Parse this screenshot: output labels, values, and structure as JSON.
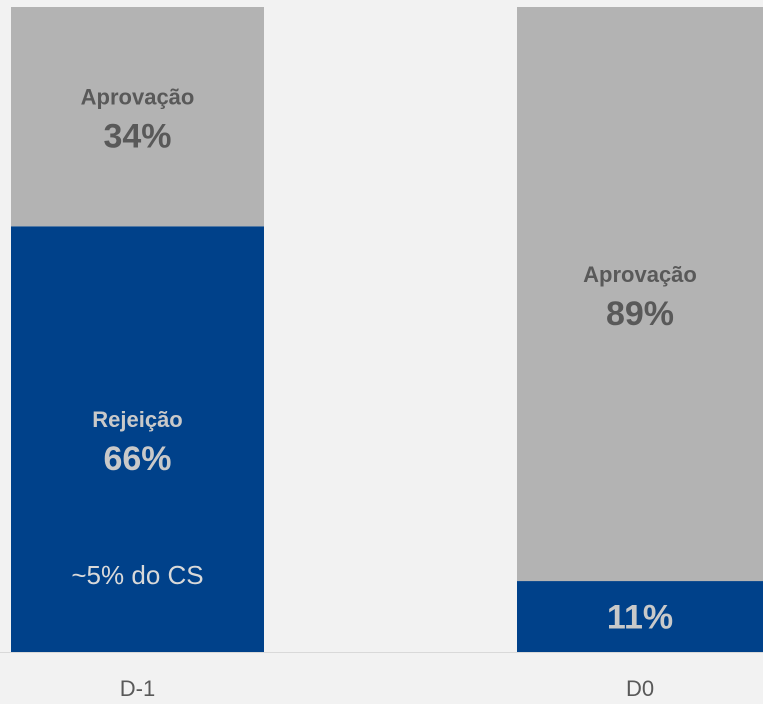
{
  "chart_data": {
    "type": "stacked_bar",
    "categories": [
      "D-1",
      "D0"
    ],
    "series": [
      {
        "name": "Rejeição",
        "color": "#00418a",
        "values": [
          66,
          11
        ],
        "value_labels": [
          "66%",
          "11%"
        ]
      },
      {
        "name": "Aprovação",
        "color": "#b3b3b3",
        "values": [
          34,
          89
        ],
        "value_labels": [
          "34%",
          "89%"
        ]
      }
    ],
    "ylim": [
      0,
      100
    ],
    "annotation": "~5% do CS"
  }
}
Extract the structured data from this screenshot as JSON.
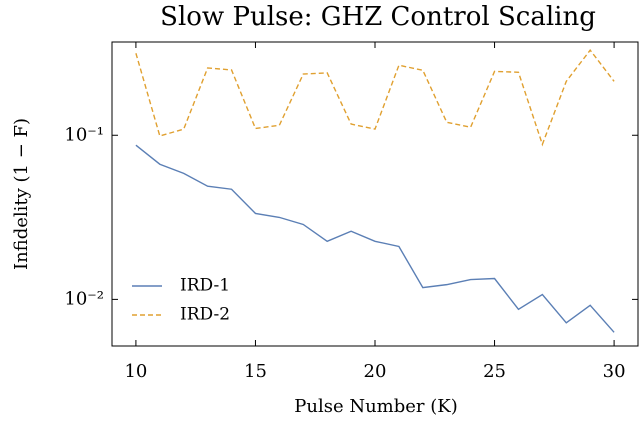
{
  "chart_data": {
    "type": "line",
    "title": "Slow Pulse: GHZ Control Scaling",
    "xlabel": "Pulse Number (K)",
    "ylabel": "Infidelity (1 − F)",
    "x": [
      10,
      11,
      12,
      13,
      14,
      15,
      16,
      17,
      18,
      19,
      20,
      21,
      22,
      23,
      24,
      25,
      26,
      27,
      28,
      29,
      30
    ],
    "series": [
      {
        "name": "IRD-1",
        "color": "#5b7fb5",
        "dash": "solid",
        "values": [
          0.087,
          0.0666,
          0.0586,
          0.0489,
          0.0469,
          0.0334,
          0.0316,
          0.0286,
          0.0226,
          0.026,
          0.0226,
          0.021,
          0.0118,
          0.0123,
          0.0132,
          0.0134,
          0.0087,
          0.0107,
          0.0072,
          0.0092,
          0.0063
        ]
      },
      {
        "name": "IRD-2",
        "color": "#e0a030",
        "dash": "dashed",
        "values": [
          0.316,
          0.099,
          0.109,
          0.257,
          0.25,
          0.11,
          0.115,
          0.236,
          0.24,
          0.117,
          0.109,
          0.267,
          0.249,
          0.12,
          0.112,
          0.245,
          0.242,
          0.088,
          0.213,
          0.33,
          0.213
        ]
      }
    ],
    "xlim": [
      9,
      31
    ],
    "xticks": [
      10,
      15,
      20,
      25,
      30
    ],
    "ylim": [
      0.0052,
      0.37
    ],
    "log_y": true,
    "yticks": [
      {
        "value": 0.1,
        "label": "10⁻¹"
      },
      {
        "value": 0.01,
        "label": "10⁻²"
      }
    ],
    "legend": "lower left",
    "grid": false
  }
}
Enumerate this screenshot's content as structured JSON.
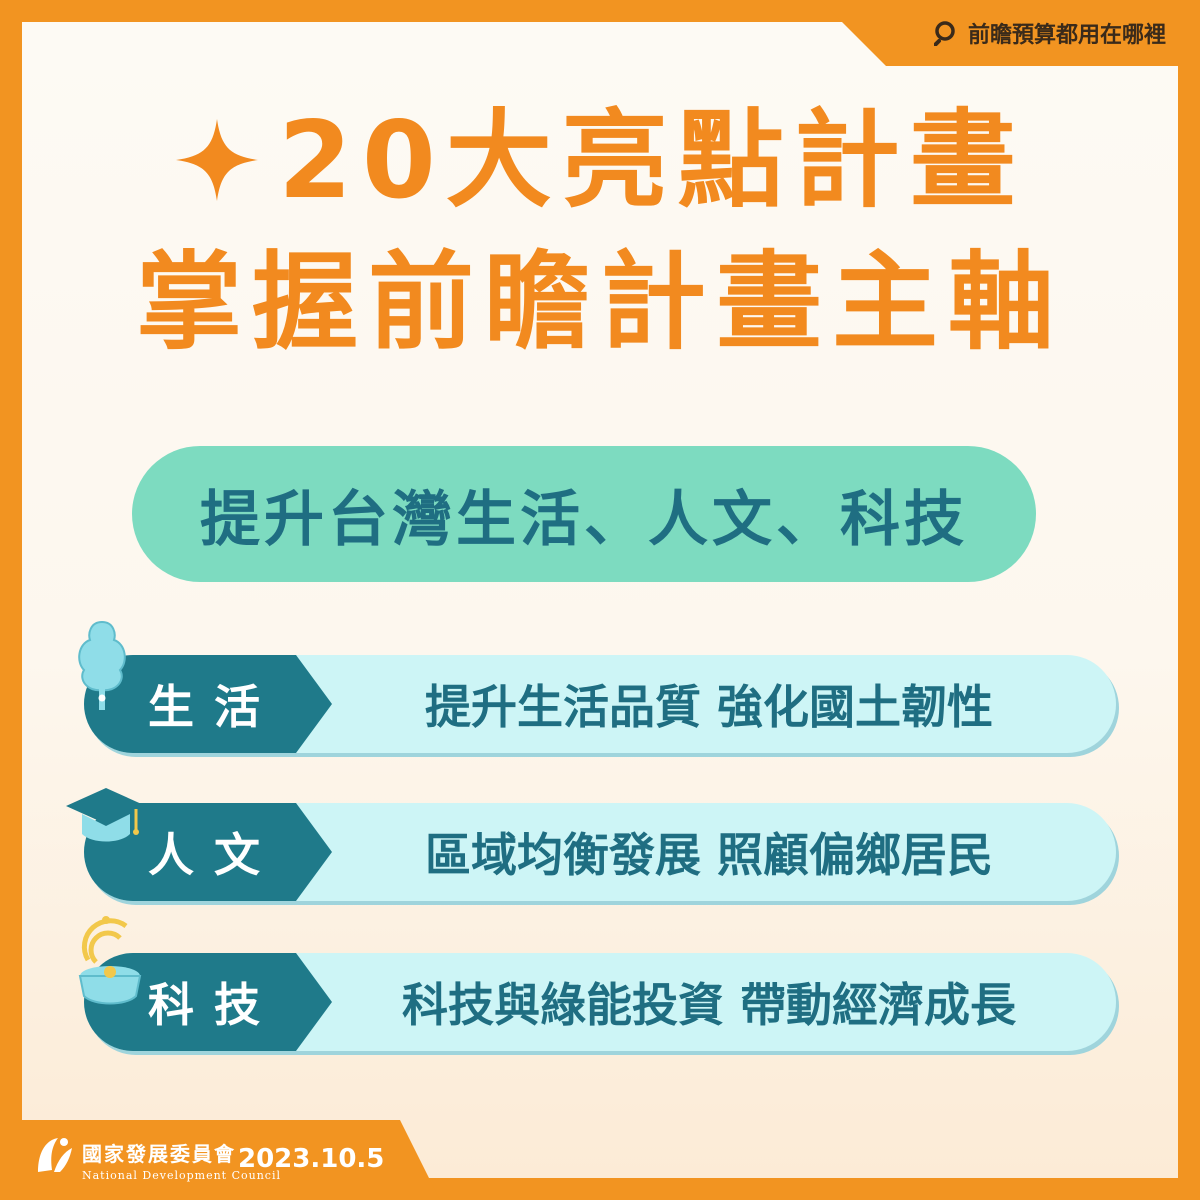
{
  "header": {
    "search_label": "前瞻預算都用在哪裡",
    "search_icon": "magnifier-icon"
  },
  "title": {
    "line1": "20大亮點計畫",
    "line2": "掌握前瞻計畫主軸",
    "star_icon": "sparkle-star-icon"
  },
  "subtitle": "提升台灣生活、人文、科技",
  "rows": [
    {
      "label": "生活",
      "description": "提升生活品質 強化國土韌性",
      "icon": "tree-icon"
    },
    {
      "label": "人文",
      "description": "區域均衡發展 照顧偏鄉居民",
      "icon": "graduation-cap-icon"
    },
    {
      "label": "科技",
      "description": "科技與綠能投資 帶動經濟成長",
      "icon": "wifi-device-icon"
    }
  ],
  "footer": {
    "org_name_zh": "國家發展委員會",
    "org_name_en": "National Development Council",
    "date": "2023.10.5"
  },
  "colors": {
    "orange": "#f29421",
    "title_orange": "#f28a1f",
    "teal_dark": "#1f7a8a",
    "teal_text": "#1f6e82",
    "mint": "#7ddbc0",
    "row_bg": "#cdf5f6"
  }
}
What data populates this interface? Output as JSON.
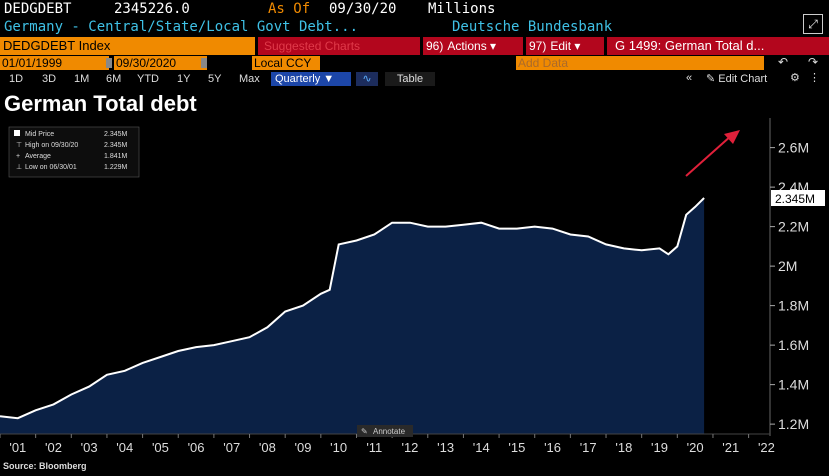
{
  "header": {
    "ticker": "DEDGDEBT",
    "last_value": "2345226.0",
    "as_of_label": "As Of",
    "as_of_date": "09/30/20",
    "units": "Millions",
    "description": "Germany - Central/State/Local Govt Debt...",
    "source_name": "Deutsche Bundesbank"
  },
  "toolbar": {
    "security": "DEDGDEBT Index",
    "suggested": "Suggested Charts",
    "actions_num": "96)",
    "actions_label": "Actions ▾",
    "edit_num": "97)",
    "edit_label": "Edit ▾",
    "chart_field": "G 1499: German Total d..."
  },
  "controls": {
    "start_date": "01/01/1999",
    "end_date": "09/30/2020",
    "currency": "Local CCY",
    "add_data_placeholder": "Add Data",
    "periods": [
      "1D",
      "3D",
      "1M",
      "6M",
      "YTD",
      "1Y",
      "5Y",
      "Max"
    ],
    "frequency": "Quarterly ▼",
    "table_label": "Table",
    "edit_chart_label": "Edit Chart"
  },
  "legend": {
    "mid_price_label": "Mid Price",
    "mid_price_value": "2.345M",
    "high_label": "High on 09/30/20",
    "high_value": "2.345M",
    "average_label": "Average",
    "average_value": "1.841M",
    "low_label": "Low on 06/30/01",
    "low_value": "1.229M"
  },
  "annotate_label": "Annotate",
  "source_text": "Source: Bloomberg",
  "colors": {
    "accent_orange": "#f08a00",
    "toolbar_red": "#b3061d",
    "header_cyan": "#3fc1e6",
    "area_fill": "#0b2145",
    "line": "#ffffff",
    "arrow": "#e0203a"
  },
  "chart_data": {
    "type": "area",
    "title": "German Total debt",
    "xlabel": "",
    "ylabel": "",
    "x_tick_labels": [
      "'01",
      "'02",
      "'03",
      "'04",
      "'05",
      "'06",
      "'07",
      "'08",
      "'09",
      "'10",
      "'11",
      "'12",
      "'13",
      "'14",
      "'15",
      "'16",
      "'17",
      "'18",
      "'19",
      "'20",
      "'21",
      "'22"
    ],
    "y_tick_labels": [
      "1.2M",
      "1.4M",
      "1.6M",
      "1.8M",
      "2M",
      "2.2M",
      "2.4M",
      "2.6M"
    ],
    "ylim": [
      1.15,
      2.75
    ],
    "xlim": [
      2001.0,
      2022.6
    ],
    "last_value_label": "2.345M",
    "grid": false,
    "legend_position": "top-left",
    "x": [
      2001.0,
      2001.5,
      2002.0,
      2002.5,
      2003.0,
      2003.5,
      2004.0,
      2004.5,
      2005.0,
      2005.5,
      2006.0,
      2006.5,
      2007.0,
      2007.5,
      2008.0,
      2008.5,
      2009.0,
      2009.5,
      2010.0,
      2010.25,
      2010.5,
      2011.0,
      2011.5,
      2012.0,
      2012.5,
      2013.0,
      2013.5,
      2014.0,
      2014.5,
      2015.0,
      2015.5,
      2016.0,
      2016.5,
      2017.0,
      2017.5,
      2018.0,
      2018.5,
      2019.0,
      2019.5,
      2019.75,
      2020.0,
      2020.25,
      2020.5,
      2020.75
    ],
    "values": [
      1.24,
      1.23,
      1.27,
      1.3,
      1.35,
      1.39,
      1.45,
      1.47,
      1.51,
      1.54,
      1.57,
      1.59,
      1.6,
      1.62,
      1.64,
      1.69,
      1.77,
      1.8,
      1.86,
      1.88,
      2.11,
      2.13,
      2.16,
      2.22,
      2.22,
      2.2,
      2.2,
      2.21,
      2.22,
      2.19,
      2.19,
      2.2,
      2.19,
      2.16,
      2.15,
      2.11,
      2.09,
      2.08,
      2.09,
      2.06,
      2.1,
      2.26,
      2.3,
      2.345
    ]
  }
}
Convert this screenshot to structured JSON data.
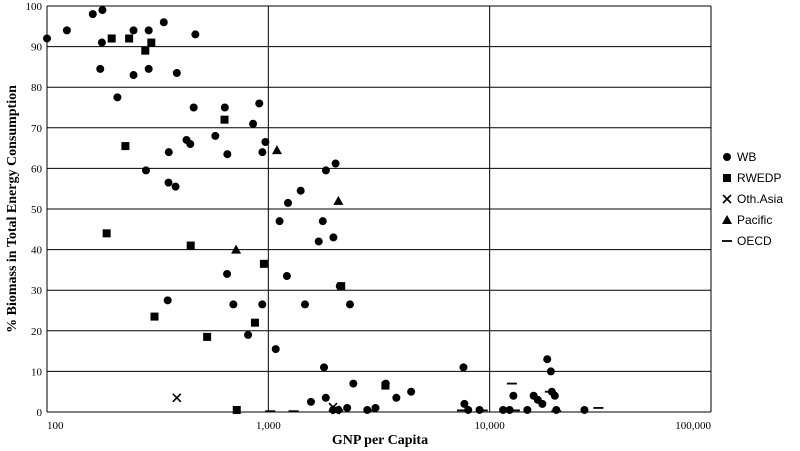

###

_Stated task:_ Go through the listing above and pull out each line containing the word "left".

_Result for this exercise:_
    "legend": "lower left",
    "legend_position": "top-left",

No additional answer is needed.